--- START OF Records for this task ---
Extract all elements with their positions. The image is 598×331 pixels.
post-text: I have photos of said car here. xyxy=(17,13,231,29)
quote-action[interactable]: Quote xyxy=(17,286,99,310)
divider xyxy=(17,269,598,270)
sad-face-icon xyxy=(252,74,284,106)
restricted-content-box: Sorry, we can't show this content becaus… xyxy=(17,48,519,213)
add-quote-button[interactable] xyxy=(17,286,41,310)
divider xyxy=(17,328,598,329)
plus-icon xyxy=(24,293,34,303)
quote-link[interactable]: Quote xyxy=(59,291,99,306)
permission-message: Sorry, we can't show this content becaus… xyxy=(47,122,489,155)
--- END OF Records for this task ---
- [Goal]
Can you copy every line of the listing above word for word?

- [Result of this task]
Extract all elements with their positions. The image is 598×331 pixels.
post-text: I have photos of said car here. xyxy=(17,13,231,29)
quote-action[interactable]: Quote xyxy=(17,286,99,310)
divider xyxy=(17,269,598,270)
sad-face-icon xyxy=(252,74,284,106)
restricted-content-box: Sorry, we can't show this content becaus… xyxy=(17,48,519,213)
add-quote-button[interactable] xyxy=(17,286,41,310)
divider xyxy=(17,328,598,329)
plus-icon xyxy=(24,293,34,303)
quote-link[interactable]: Quote xyxy=(59,291,99,306)
permission-message: Sorry, we can't show this content becaus… xyxy=(47,122,489,155)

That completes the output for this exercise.